**STATED PROBLEM:**
Write out the entire listing below exactly as it appears, minus any pictures.

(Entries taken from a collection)
--*--
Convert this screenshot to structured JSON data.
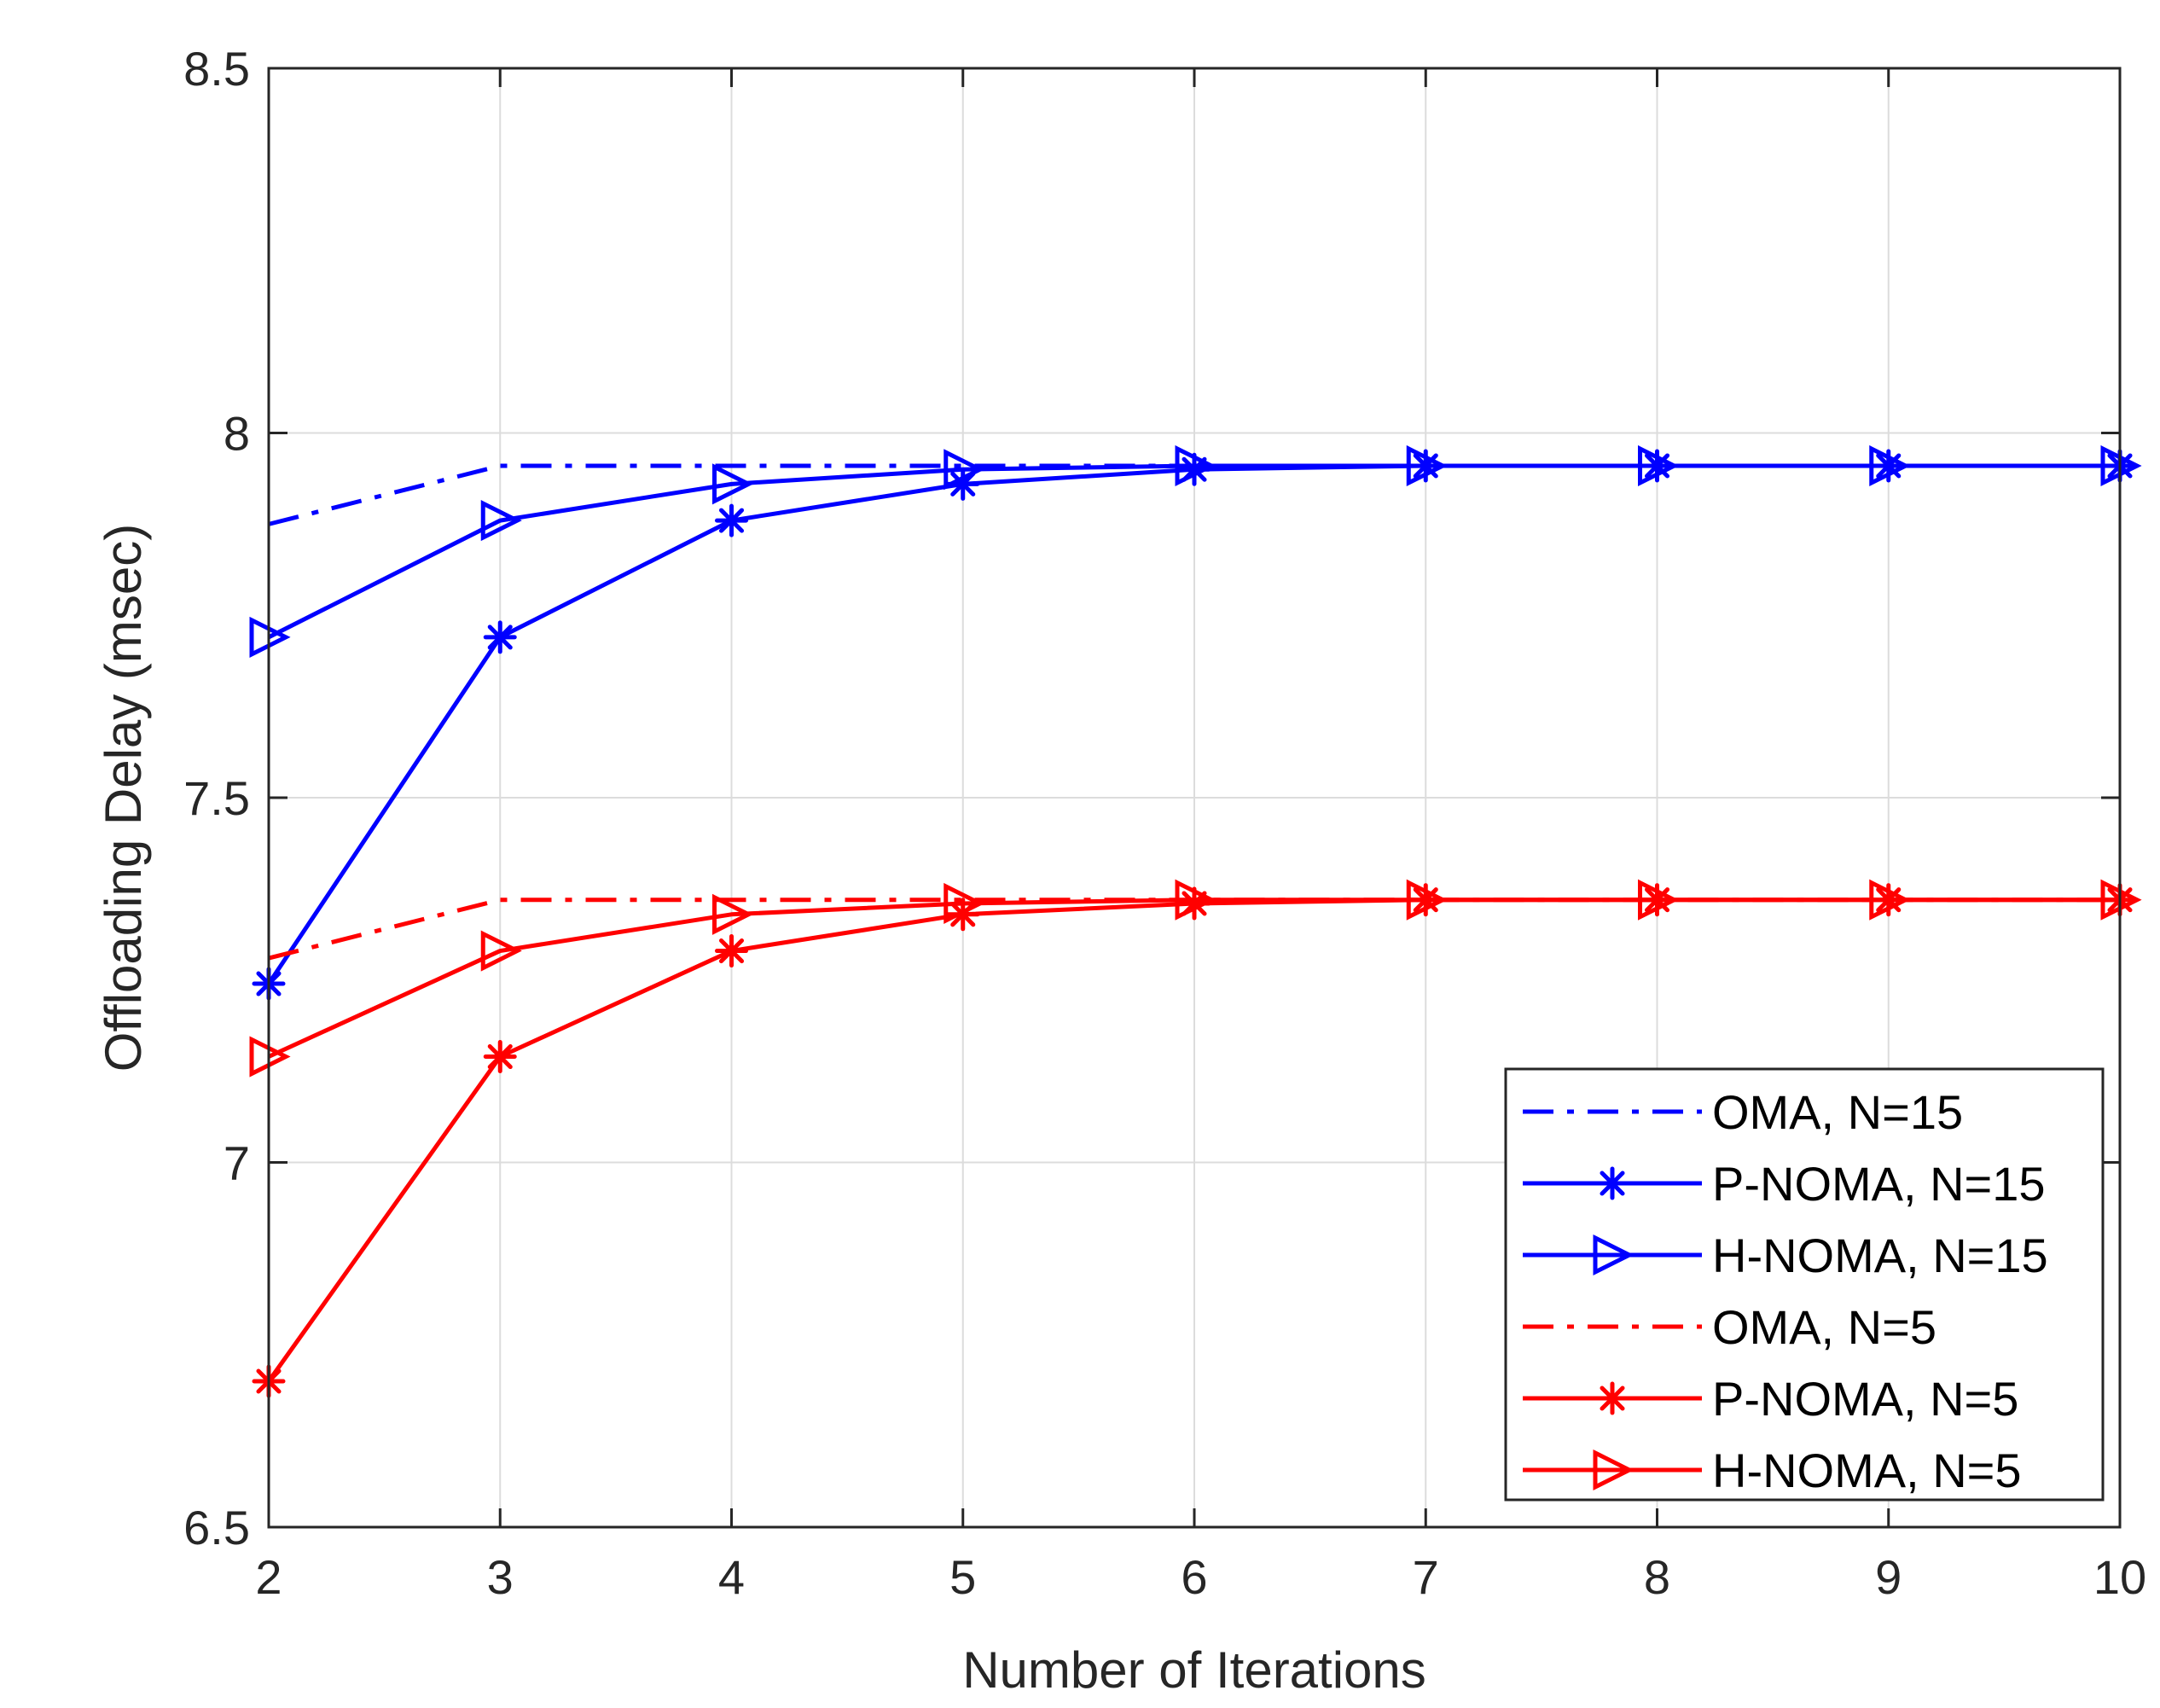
{
  "chart_data": {
    "type": "line",
    "title": "",
    "xlabel": "Number of Iterations",
    "ylabel": "Offloading Delay (msec)",
    "xlim": [
      2,
      10
    ],
    "ylim": [
      6.5,
      8.5
    ],
    "xticks": [
      2,
      3,
      4,
      5,
      6,
      7,
      8,
      9,
      10
    ],
    "yticks": [
      6.5,
      7,
      7.5,
      8,
      8.5
    ],
    "xtick_labels": [
      "2",
      "3",
      "4",
      "5",
      "6",
      "7",
      "8",
      "9",
      "10"
    ],
    "ytick_labels": [
      "6.5",
      "7",
      "7.5",
      "8",
      "8.5"
    ],
    "grid": true,
    "legend_position": "bottom-right",
    "x": [
      2,
      3,
      4,
      5,
      6,
      7,
      8,
      9,
      10
    ],
    "series": [
      {
        "name": "OMA, N=15",
        "color": "#0000ff",
        "dash": "dashdot",
        "marker": "none",
        "values": [
          7.875,
          7.955,
          7.955,
          7.955,
          7.955,
          7.955,
          7.955,
          7.955,
          7.955
        ]
      },
      {
        "name": "P-NOMA, N=15",
        "color": "#0000ff",
        "dash": "solid",
        "marker": "asterisk",
        "values": [
          7.245,
          7.72,
          7.88,
          7.93,
          7.95,
          7.955,
          7.955,
          7.955,
          7.955
        ]
      },
      {
        "name": "H-NOMA, N=15",
        "color": "#0000ff",
        "dash": "solid",
        "marker": "triangle-right",
        "values": [
          7.72,
          7.88,
          7.93,
          7.95,
          7.955,
          7.955,
          7.955,
          7.955,
          7.955
        ]
      },
      {
        "name": "OMA, N=5",
        "color": "#ff0000",
        "dash": "dashdot",
        "marker": "none",
        "values": [
          7.28,
          7.36,
          7.36,
          7.36,
          7.36,
          7.36,
          7.36,
          7.36,
          7.36
        ]
      },
      {
        "name": "P-NOMA, N=5",
        "color": "#ff0000",
        "dash": "solid",
        "marker": "asterisk",
        "values": [
          6.7,
          7.145,
          7.29,
          7.34,
          7.355,
          7.36,
          7.36,
          7.36,
          7.36
        ]
      },
      {
        "name": "H-NOMA, N=5",
        "color": "#ff0000",
        "dash": "solid",
        "marker": "triangle-right",
        "values": [
          7.145,
          7.29,
          7.34,
          7.355,
          7.36,
          7.36,
          7.36,
          7.36,
          7.36
        ]
      }
    ]
  }
}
--*--
**SOLVED PROBLEM:**
Convert this screenshot to structured JSON data.
{
  "chart_data": {
    "type": "line",
    "title": "",
    "xlabel": "Number of Iterations",
    "ylabel": "Offloading Delay (msec)",
    "xlim": [
      2,
      10
    ],
    "ylim": [
      6.5,
      8.5
    ],
    "xticks": [
      2,
      3,
      4,
      5,
      6,
      7,
      8,
      9,
      10
    ],
    "yticks": [
      6.5,
      7,
      7.5,
      8,
      8.5
    ],
    "xtick_labels": [
      "2",
      "3",
      "4",
      "5",
      "6",
      "7",
      "8",
      "9",
      "10"
    ],
    "ytick_labels": [
      "6.5",
      "7",
      "7.5",
      "8",
      "8.5"
    ],
    "grid": true,
    "legend_position": "bottom-right",
    "x": [
      2,
      3,
      4,
      5,
      6,
      7,
      8,
      9,
      10
    ],
    "series": [
      {
        "name": "OMA, N=15",
        "color": "#0000ff",
        "dash": "dashdot",
        "marker": "none",
        "values": [
          7.875,
          7.955,
          7.955,
          7.955,
          7.955,
          7.955,
          7.955,
          7.955,
          7.955
        ]
      },
      {
        "name": "P-NOMA, N=15",
        "color": "#0000ff",
        "dash": "solid",
        "marker": "asterisk",
        "values": [
          7.245,
          7.72,
          7.88,
          7.93,
          7.95,
          7.955,
          7.955,
          7.955,
          7.955
        ]
      },
      {
        "name": "H-NOMA, N=15",
        "color": "#0000ff",
        "dash": "solid",
        "marker": "triangle-right",
        "values": [
          7.72,
          7.88,
          7.93,
          7.95,
          7.955,
          7.955,
          7.955,
          7.955,
          7.955
        ]
      },
      {
        "name": "OMA, N=5",
        "color": "#ff0000",
        "dash": "dashdot",
        "marker": "none",
        "values": [
          7.28,
          7.36,
          7.36,
          7.36,
          7.36,
          7.36,
          7.36,
          7.36,
          7.36
        ]
      },
      {
        "name": "P-NOMA, N=5",
        "color": "#ff0000",
        "dash": "solid",
        "marker": "asterisk",
        "values": [
          6.7,
          7.145,
          7.29,
          7.34,
          7.355,
          7.36,
          7.36,
          7.36,
          7.36
        ]
      },
      {
        "name": "H-NOMA, N=5",
        "color": "#ff0000",
        "dash": "solid",
        "marker": "triangle-right",
        "values": [
          7.145,
          7.29,
          7.34,
          7.355,
          7.36,
          7.36,
          7.36,
          7.36,
          7.36
        ]
      }
    ]
  }
}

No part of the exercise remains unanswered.